* Prompt *
Retype every line of the material below without changing anything.

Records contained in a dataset

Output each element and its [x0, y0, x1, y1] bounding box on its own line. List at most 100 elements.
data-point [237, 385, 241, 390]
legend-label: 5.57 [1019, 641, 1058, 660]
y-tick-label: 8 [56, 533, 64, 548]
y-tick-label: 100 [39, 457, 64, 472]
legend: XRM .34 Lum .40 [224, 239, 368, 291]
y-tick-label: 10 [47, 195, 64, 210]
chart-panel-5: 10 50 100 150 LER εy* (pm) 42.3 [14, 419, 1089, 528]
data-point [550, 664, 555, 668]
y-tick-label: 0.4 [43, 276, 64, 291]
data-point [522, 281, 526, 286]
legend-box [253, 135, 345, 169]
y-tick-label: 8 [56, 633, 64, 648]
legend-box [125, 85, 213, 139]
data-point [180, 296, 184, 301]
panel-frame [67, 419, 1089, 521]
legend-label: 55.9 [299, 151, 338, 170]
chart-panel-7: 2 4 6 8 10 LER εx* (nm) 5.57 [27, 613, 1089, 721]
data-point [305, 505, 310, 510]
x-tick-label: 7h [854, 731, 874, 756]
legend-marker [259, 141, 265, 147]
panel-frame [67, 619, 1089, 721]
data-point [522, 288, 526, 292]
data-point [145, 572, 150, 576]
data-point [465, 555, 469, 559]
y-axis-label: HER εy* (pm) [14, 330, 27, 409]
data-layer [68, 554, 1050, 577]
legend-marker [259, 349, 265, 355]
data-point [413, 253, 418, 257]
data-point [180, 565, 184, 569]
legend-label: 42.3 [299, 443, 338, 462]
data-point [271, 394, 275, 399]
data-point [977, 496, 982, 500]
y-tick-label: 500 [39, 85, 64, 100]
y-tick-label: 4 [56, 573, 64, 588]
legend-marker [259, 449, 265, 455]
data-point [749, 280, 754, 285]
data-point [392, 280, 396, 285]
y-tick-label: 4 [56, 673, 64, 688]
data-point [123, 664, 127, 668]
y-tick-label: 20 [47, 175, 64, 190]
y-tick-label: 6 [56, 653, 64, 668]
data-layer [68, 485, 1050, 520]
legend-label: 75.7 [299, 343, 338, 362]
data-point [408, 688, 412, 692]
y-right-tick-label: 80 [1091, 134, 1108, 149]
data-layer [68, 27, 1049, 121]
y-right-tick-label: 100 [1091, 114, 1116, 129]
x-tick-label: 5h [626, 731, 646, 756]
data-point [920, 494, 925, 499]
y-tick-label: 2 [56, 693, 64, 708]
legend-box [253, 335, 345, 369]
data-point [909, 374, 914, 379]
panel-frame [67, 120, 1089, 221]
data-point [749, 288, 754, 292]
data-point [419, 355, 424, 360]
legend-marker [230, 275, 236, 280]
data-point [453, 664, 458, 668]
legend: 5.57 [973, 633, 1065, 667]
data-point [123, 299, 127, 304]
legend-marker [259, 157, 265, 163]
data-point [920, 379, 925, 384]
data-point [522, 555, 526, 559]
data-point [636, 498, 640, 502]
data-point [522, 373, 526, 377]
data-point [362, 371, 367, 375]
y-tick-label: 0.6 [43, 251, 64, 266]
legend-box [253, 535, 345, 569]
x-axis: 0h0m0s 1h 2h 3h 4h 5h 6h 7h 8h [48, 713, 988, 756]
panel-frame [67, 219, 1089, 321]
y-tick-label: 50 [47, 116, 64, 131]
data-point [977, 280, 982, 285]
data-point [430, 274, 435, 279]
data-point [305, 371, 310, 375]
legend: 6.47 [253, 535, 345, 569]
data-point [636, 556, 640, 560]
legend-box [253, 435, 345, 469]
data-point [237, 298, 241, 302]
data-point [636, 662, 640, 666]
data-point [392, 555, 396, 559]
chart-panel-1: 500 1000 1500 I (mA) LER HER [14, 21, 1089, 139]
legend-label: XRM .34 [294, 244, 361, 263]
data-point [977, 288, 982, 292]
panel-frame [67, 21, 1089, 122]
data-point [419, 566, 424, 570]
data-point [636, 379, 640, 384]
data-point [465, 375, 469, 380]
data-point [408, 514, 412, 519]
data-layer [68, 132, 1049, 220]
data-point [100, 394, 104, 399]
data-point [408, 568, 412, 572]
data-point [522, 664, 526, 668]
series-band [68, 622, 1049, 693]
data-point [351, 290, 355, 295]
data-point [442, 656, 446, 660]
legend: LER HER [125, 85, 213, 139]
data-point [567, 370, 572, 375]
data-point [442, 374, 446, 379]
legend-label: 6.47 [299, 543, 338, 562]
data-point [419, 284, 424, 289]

* Correct answer *
Output each element and its [x0, y0, x1, y1] bounding box on its own line. List at most 100 elements.
data-point [237, 385, 241, 390]
legend-label: 5.57 [1019, 641, 1058, 660]
y-tick-label: 8 [56, 533, 64, 548]
y-tick-label: 100 [39, 457, 64, 472]
legend: XRM .34 Lum .40 [224, 239, 368, 291]
y-tick-label: 10 [47, 195, 64, 210]
chart-panel-5: 10 50 100 150 LER εy* (pm) 42.3 [14, 419, 1089, 528]
data-point [550, 664, 555, 668]
y-tick-label: 0.4 [43, 276, 64, 291]
data-point [522, 281, 526, 286]
legend-box [253, 135, 345, 169]
y-tick-label: 8 [56, 633, 64, 648]
legend-box [125, 85, 213, 139]
data-point [180, 296, 184, 301]
panel-frame [67, 419, 1089, 521]
legend-label: 55.9 [299, 151, 338, 170]
chart-panel-7: 2 4 6 8 10 LER εx* (nm) 5.57 [27, 613, 1089, 721]
data-point [305, 505, 310, 510]
x-tick-label: 7h [854, 731, 874, 756]
legend-marker [259, 141, 265, 147]
panel-frame [67, 619, 1089, 721]
data-point [522, 288, 526, 292]
data-point [145, 572, 150, 576]
data-point [465, 555, 469, 559]
y-axis-label: HER εy* (pm) [14, 330, 27, 409]
data-layer [68, 554, 1050, 577]
legend-marker [259, 349, 265, 355]
data-point [413, 253, 418, 257]
data-point [180, 565, 184, 569]
legend-label: 42.3 [299, 443, 338, 462]
data-point [271, 394, 275, 399]
data-point [977, 496, 982, 500]
y-tick-label: 500 [39, 85, 64, 100]
y-tick-label: 4 [56, 573, 64, 588]
legend-marker [259, 449, 265, 455]
data-point [749, 280, 754, 285]
data-point [392, 280, 396, 285]
y-tick-label: 4 [56, 673, 64, 688]
data-point [123, 664, 127, 668]
y-tick-label: 20 [47, 175, 64, 190]
y-tick-label: 6 [56, 653, 64, 668]
data-layer [68, 485, 1050, 520]
legend-label: 75.7 [299, 343, 338, 362]
data-point [408, 688, 412, 692]
y-right-tick-label: 80 [1091, 134, 1108, 149]
data-layer [68, 27, 1049, 121]
y-right-tick-label: 100 [1091, 114, 1116, 129]
x-tick-label: 5h [626, 731, 646, 756]
data-point [920, 494, 925, 499]
y-tick-label: 2 [56, 693, 64, 708]
legend-box [253, 335, 345, 369]
data-point [909, 374, 914, 379]
panel-frame [67, 120, 1089, 221]
data-point [749, 288, 754, 292]
data-point [419, 355, 424, 360]
legend-marker [230, 275, 236, 280]
data-point [453, 664, 458, 668]
legend: 5.57 [973, 633, 1065, 667]
data-point [123, 299, 127, 304]
legend-marker [259, 157, 265, 163]
data-point [920, 379, 925, 384]
data-point [522, 555, 526, 559]
data-point [636, 498, 640, 502]
data-point [522, 373, 526, 377]
data-point [362, 371, 367, 375]
y-tick-label: 0.6 [43, 251, 64, 266]
legend-box [253, 535, 345, 569]
x-axis: 0h0m0s 1h 2h 3h 4h 5h 6h 7h 8h [48, 713, 988, 756]
panel-frame [67, 219, 1089, 321]
y-tick-label: 50 [47, 116, 64, 131]
data-point [977, 280, 982, 285]
data-point [430, 274, 435, 279]
data-point [305, 371, 310, 375]
legend: 6.47 [253, 535, 345, 569]
data-point [636, 556, 640, 560]
legend-box [253, 435, 345, 469]
data-point [237, 298, 241, 302]
data-point [636, 662, 640, 666]
data-point [392, 555, 396, 559]
chart-panel-1: 500 1000 1500 I (mA) LER HER [14, 21, 1089, 139]
legend-label: XRM .34 [294, 244, 361, 263]
data-point [977, 288, 982, 292]
panel-frame [67, 21, 1089, 122]
data-point [419, 566, 424, 570]
data-point [636, 379, 640, 384]
data-point [465, 375, 469, 380]
data-point [408, 514, 412, 519]
data-layer [68, 132, 1049, 220]
data-point [100, 394, 104, 399]
data-point [408, 568, 412, 572]
data-point [522, 664, 526, 668]
series-band [68, 622, 1049, 693]
data-point [351, 290, 355, 295]
data-point [442, 656, 446, 660]
legend: LER HER [125, 85, 213, 139]
data-point [567, 370, 572, 375]
data-point [442, 374, 446, 379]
legend-label: 6.47 [299, 543, 338, 562]
data-point [419, 284, 424, 289]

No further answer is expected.